## Document passage
++++++++++++++++++++

There is a long tradition in system design for embedding special hardware to observe and manipulate the state of the system. From the beginning of digital computing, central processors have had hardware to support single-step, loading and examination of registers and memory, and setting of breakpoints for software debugging. Much later chronologically but early in their own history, integrated circuits began to include scan hardware for manufacturing test. FPGAs followed this idea with built-in logic analysis capability, allowing designers to examine their circuits in great detail.
As SoCs became more complex and inclusive, it became impractical or impossible to determine what was going on inside the system by merely observing the outside (Figure 1). So, designers experimented with building stimulus generators and checkers into their chip designs—in effect, assertions in silicon. This has become a necessary practice in some kinds of circuits such as high-speed serial transceivers, and has wider application when the SoC is implemented in an FPGA, as the specialized hardware can be removed from the design when it is no longer needed.

++++++++++++++++++++

## Exercises
• a. Decide whether each statement below agrees with the passage on embedded debug hardware. For each, answer yes or no and quote the words from the passage that decide it.
(i) Integrated circuits included scan hardware for manufacturing test before central processors had hardware for single-step debugging.
(ii) When an SoC is implemented in an FPGA, the specialized checking hardware can be taken out of the design once it is no longer needed.
(iii) Building stimulus generators and checkers into chip designs has become a necessary practice for high-speed serial transceivers.
• b. Quote the passage on embedded debug hardware word for word, from "As SoCs became" up to and including "no longer needed.".

## Recorded information
++++++++++++++++++++

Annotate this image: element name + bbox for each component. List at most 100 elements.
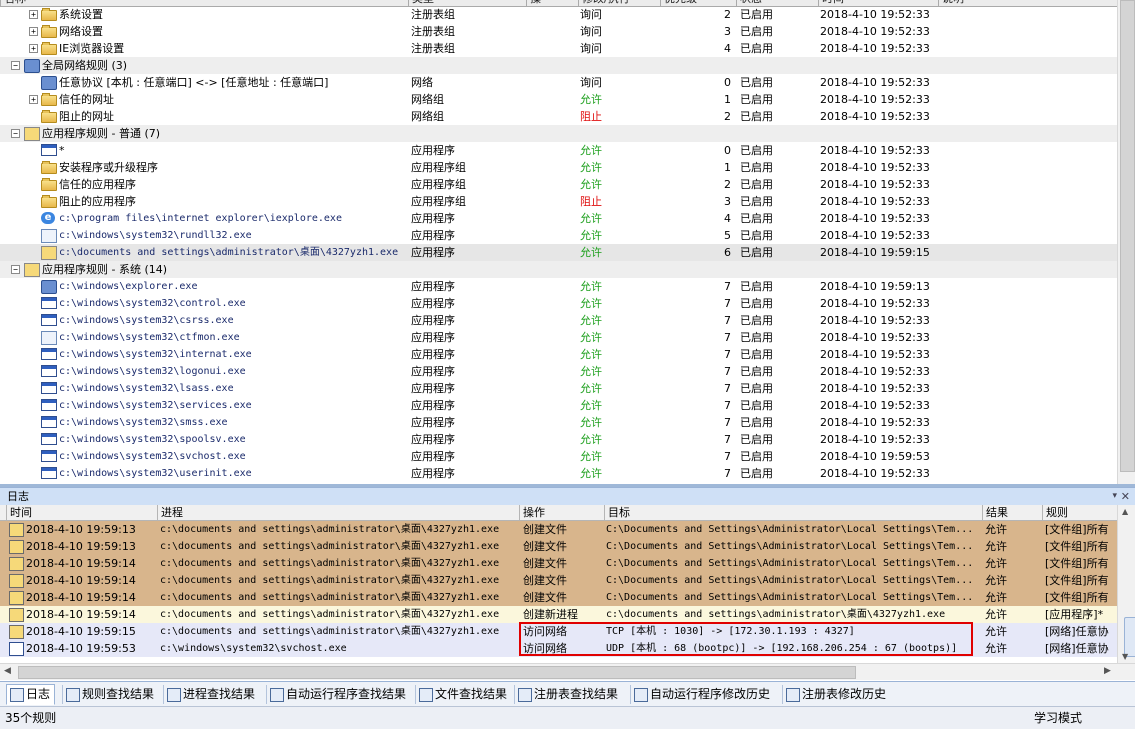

++++++++++++++++++++

## Worked solutions
• a.
(i) No: "From the beginning of digital computing, central processors have had hardware to support single-step" and "Much later chronologically but early in their own history, integrated circuits began to include scan hardware for manufacturing test."
(ii) Yes: "has wider application when the SoC is implemented in an FPGA, as the specialized hardware can be removed from the design when it is no longer needed."
(iii) Yes: "This has become a necessary practice in some kinds of circuits such as high-speed serial transceivers"

• b.
As SoCs became more complex and inclusive, it became impractical or impossible to determine what was going on inside the system by merely observing the outside (Figure 1). So, designers experimented with building stimulus generators and checkers into their chip designs—in effect, assertions in silicon. This has become a necessary practice in some kinds of circuits such as high-speed serial transceivers, and has wider application when the SoC is implemented in an FPGA, as the specialized hardware can be removed from the design when it is no longer needed.